__WRITTEN PROBLEM 1__. Can you quote the peanut butter thread word for word, from "is this stuff" to "some salt too."?
__WRITTEN PROBLEM 2__. Could you continue the peanut butter forum thread from the point where it stops?

__PAGE TEXT__.
# peanut butter



## BringDaBlitz94 (Mar 5, 2007)

is this stuff good for you? i mean i was reading the labels and it has 14g fat and 190 calories, 3g sugar and 7g protien


----------



## NeilPearson (Mar 5, 2007)

Look at the ingredients... It should just have peanuts, well maybe some salt too.


----------



## ABCs (Mar 5, 2007)

Get the natural peanut butter. Smuckers now has Organic, natural peanut butter = heaven.


----------



## Jodi (Mar 5, 2007)

Something about smuckers I just don't trust.  Something to think about......how can it sit on the shelf for so long if there are no preservatives....

I buy it in the health foods stores freshly ground, mix it up and put it in the fridge.


----------



## BringDaBlitz94 (Mar 5, 2007)

well i'm cutting so if i had a peanut butter sandwhich on mulitgrain bread the calories wuld equal about 310. is that healthy?


----------



## ABCs (Mar 5, 2007)

Jodi said:


> Something about smuckers I just don't trust.  Something to think about......how can it sit on the shelf for so long if there are no preservatives....
> 
> I buy it in the health foods stores freshly ground, mix it up and put it in the fridge.



I doubt Smuckers, one of the biggest PB&J companies is blatantly lying on their jars. Everything is approved by the FDA, is it not?


----------



## Jodi (Mar 5, 2007)

No it's not monitored.  There is a big controversy about this and how there are companies claiming their foods are natural or organic and they are not.  Kind of sucks.  Everyone is getting into the organic and natural market yet there are no guidelines identified with the FDA so it's free game.  I wouldn't past any company.  Seriously.....think about it......how can it stay on the shelf for so long if there are no preservatives in it?  When I buy the fresh ground stuff if I don't put it in the fridge, in 5 days it is bad.  So, how does "Smuckers Natural" last so long.....


----------



## r0dxx (Mar 5, 2007)

__RECORD EXTRACTS__.
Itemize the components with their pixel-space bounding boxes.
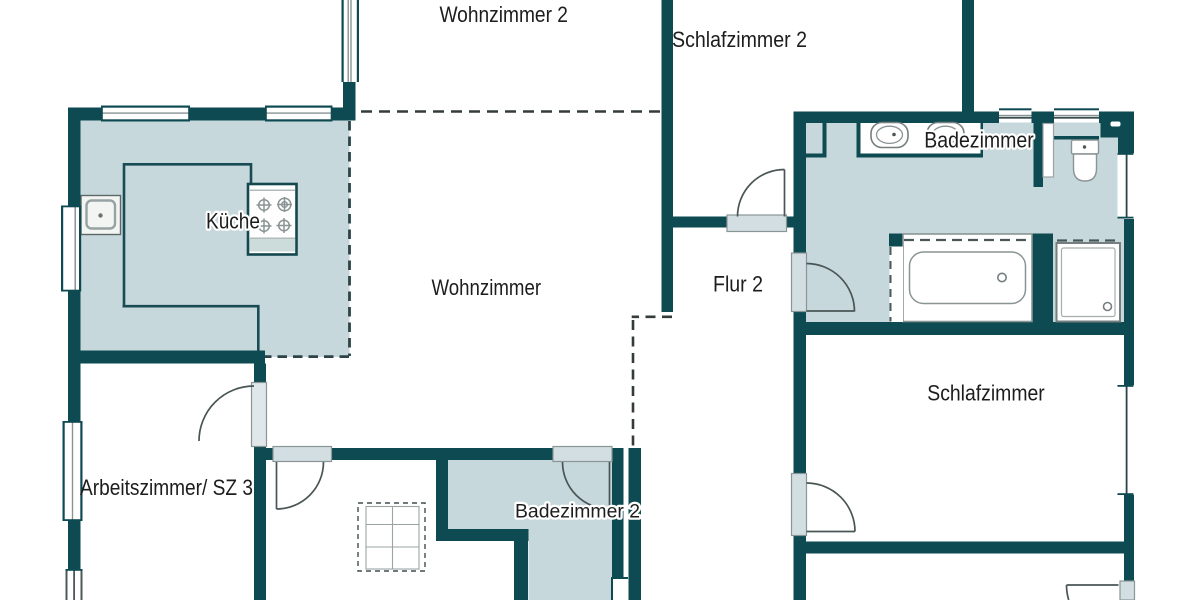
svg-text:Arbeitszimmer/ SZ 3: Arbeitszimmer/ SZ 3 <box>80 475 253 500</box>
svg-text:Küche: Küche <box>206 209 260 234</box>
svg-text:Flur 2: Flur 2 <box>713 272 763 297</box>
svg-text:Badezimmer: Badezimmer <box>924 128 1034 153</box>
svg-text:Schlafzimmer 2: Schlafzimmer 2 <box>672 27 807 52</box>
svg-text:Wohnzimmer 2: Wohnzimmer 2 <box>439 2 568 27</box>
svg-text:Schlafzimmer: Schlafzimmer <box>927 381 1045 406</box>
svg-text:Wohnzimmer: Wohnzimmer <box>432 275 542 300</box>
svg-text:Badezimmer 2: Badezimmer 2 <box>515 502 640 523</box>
--
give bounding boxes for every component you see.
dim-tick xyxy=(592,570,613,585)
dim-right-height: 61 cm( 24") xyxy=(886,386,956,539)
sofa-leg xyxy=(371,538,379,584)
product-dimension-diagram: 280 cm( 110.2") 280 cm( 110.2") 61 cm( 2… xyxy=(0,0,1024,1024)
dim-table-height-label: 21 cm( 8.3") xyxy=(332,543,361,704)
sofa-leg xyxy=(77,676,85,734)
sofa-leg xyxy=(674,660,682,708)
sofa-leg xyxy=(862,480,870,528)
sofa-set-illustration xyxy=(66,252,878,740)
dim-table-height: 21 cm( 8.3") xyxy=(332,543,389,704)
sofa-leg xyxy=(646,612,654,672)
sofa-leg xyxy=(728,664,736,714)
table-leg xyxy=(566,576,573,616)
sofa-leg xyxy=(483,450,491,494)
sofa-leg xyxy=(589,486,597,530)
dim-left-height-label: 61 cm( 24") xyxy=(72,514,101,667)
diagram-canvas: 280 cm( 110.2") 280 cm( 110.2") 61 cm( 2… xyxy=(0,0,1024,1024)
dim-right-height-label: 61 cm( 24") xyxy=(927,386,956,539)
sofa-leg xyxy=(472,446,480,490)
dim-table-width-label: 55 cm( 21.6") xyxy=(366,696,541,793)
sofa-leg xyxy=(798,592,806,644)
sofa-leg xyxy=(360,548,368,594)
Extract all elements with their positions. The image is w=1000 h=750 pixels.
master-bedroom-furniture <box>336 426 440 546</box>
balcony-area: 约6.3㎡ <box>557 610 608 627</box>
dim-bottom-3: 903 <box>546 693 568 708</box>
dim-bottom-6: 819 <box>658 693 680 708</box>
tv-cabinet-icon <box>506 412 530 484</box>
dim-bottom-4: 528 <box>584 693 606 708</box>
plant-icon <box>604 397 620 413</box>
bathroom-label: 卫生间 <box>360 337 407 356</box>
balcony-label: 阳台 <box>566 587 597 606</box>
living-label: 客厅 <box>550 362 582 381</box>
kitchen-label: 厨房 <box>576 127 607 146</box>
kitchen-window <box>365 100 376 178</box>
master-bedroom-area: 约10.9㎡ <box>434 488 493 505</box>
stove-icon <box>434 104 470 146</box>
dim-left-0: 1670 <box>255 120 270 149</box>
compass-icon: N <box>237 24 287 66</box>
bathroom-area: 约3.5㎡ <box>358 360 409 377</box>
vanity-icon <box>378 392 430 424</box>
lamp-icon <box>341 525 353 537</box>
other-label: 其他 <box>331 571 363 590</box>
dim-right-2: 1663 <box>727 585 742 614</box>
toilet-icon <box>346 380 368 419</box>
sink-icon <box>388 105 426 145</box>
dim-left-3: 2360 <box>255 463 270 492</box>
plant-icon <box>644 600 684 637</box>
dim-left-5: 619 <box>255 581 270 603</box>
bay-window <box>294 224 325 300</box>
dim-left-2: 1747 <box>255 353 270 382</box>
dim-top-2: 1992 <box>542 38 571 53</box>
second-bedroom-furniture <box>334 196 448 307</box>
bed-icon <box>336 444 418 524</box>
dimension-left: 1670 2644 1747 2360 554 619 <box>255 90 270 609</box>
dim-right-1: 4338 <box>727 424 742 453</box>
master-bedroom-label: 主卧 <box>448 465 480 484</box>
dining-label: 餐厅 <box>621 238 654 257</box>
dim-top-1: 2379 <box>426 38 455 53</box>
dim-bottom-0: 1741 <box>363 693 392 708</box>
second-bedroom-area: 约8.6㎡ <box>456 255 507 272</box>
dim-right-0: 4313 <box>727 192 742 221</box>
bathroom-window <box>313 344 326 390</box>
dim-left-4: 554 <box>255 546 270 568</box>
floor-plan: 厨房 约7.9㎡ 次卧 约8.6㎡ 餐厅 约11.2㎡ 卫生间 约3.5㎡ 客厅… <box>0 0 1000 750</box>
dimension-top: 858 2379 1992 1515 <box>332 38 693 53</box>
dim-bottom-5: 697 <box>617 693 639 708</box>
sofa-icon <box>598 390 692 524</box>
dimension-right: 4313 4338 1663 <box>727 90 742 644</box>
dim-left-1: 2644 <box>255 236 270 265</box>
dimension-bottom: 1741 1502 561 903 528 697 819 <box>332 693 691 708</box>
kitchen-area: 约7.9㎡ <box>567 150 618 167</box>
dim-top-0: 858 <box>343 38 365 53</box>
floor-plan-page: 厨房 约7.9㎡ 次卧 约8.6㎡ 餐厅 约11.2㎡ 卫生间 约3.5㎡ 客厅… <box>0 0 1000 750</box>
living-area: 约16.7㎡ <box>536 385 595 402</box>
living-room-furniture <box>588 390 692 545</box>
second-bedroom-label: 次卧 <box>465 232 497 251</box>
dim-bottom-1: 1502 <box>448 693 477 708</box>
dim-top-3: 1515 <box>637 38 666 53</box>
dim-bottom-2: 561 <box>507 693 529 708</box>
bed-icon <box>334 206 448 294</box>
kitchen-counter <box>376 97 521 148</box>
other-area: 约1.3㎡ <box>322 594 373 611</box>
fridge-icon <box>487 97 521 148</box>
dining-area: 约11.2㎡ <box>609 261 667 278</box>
==
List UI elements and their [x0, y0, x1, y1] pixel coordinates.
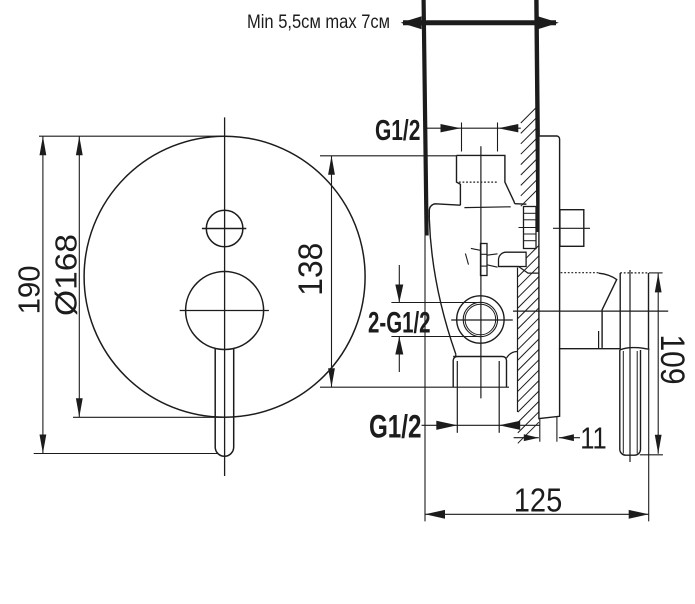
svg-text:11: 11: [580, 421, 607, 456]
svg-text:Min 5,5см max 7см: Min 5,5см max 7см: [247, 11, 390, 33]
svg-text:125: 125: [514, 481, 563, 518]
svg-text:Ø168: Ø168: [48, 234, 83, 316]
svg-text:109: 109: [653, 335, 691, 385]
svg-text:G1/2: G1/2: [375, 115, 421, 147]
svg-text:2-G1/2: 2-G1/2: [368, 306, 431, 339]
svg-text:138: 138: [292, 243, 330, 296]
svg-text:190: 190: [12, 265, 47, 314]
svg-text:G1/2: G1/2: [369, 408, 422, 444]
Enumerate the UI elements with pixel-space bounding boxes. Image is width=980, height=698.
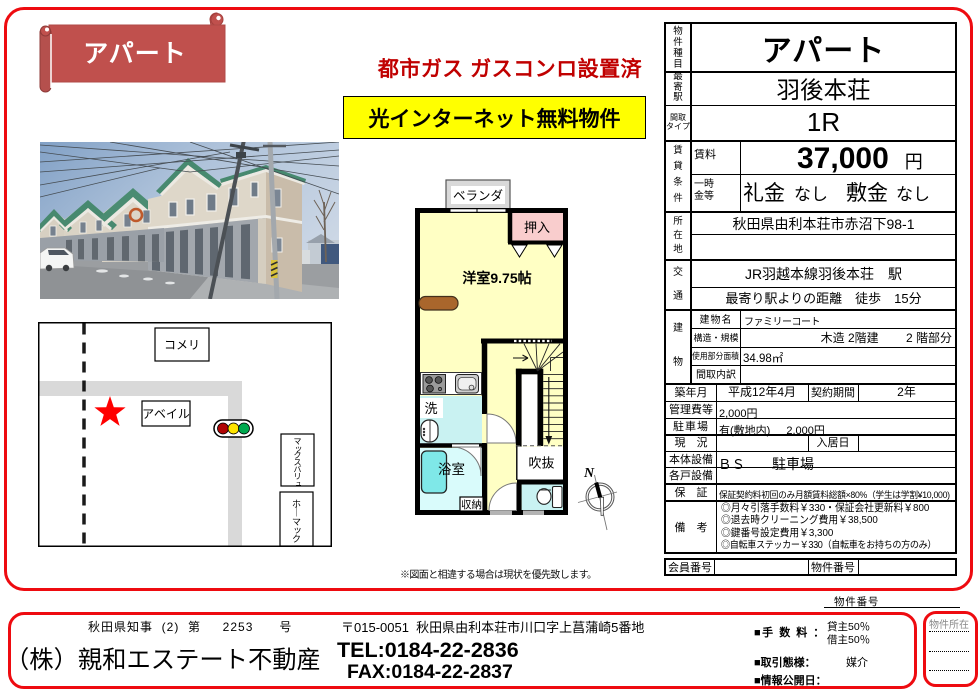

__EXERCISE ANSWER 1__.
is this stuff good for you? i mean i was reading the labels and it has 14g fat and 190 calories, 3g sugar and 7g protien


----------



## NeilPearson (Mar 5, 2007)

Look at the ingredients... It should just have peanuts, well maybe some salt too.

__EXERCISE ANSWER 2__.
Jodi said:


> No it's not monitored.  There is a big controversy about this and how there are companies claiming their foods are natural or organic and they are not.  Kind of sucks.  Everyone is getting into the organic and natural market yet there are no guidelines identified with the FDA so it's free game.  I wouldn't past any company.  Seriously.....think about it......how can it stay on the shelf for so long if there are no preservatives in it?  When I buy the fresh ground stuff if I don't put it in the fridge, in 5 days it is bad.  So, how does "Smuckers Natural" last so long.....



5 days? I buy natural pb from my grocery store (Publix) at it lasts atleast 2 weeks in the fridge.


----------



## ABCs (Mar 5, 2007)

I don't put my peanut butter i nthe fridge at all and it lasts weeks.

And now that I thin about it, you are probalby right Jodi but how the hell could they get away with not listing the ENTIRE list of ingredients whether it be preservs or not?


----------



## mamaj (Mar 5, 2007)

Jodi said:


> Something about smuckers I just don't trust.  Something to think about......how can it sit on the shelf for so long if there are no preservatives....
> 
> I buy it in the health foods stores freshly ground, mix it up and put it in the fridge.



I like to get my PB like this too, do you know the macros on it or is it the same as the other Nat PBs?


----------



## Jodi (Mar 5, 2007)

r0dxx said:


> 5 days? I buy natural pb from my grocery store (Publix) at it lasts atleast 2 weeks in the fridge.


Re-read my post   I said *IF *I don't put it in the fridge it only 5 days.


----------



## Jodi (Mar 5, 2007)

ABCs said:


> I don't put my peanut butter i nthe fridge at all and it lasts weeks.


What do you buy?


----------



## Jodi (Mar 5, 2007)

mamaj said:


> I like to get my PB like this too, do you know the macros on it or is it the same as the other Nat PBs?


Yeah pretty much the same.  Just use nutritiondata.com to find it


----------



## ABCs (Mar 5, 2007)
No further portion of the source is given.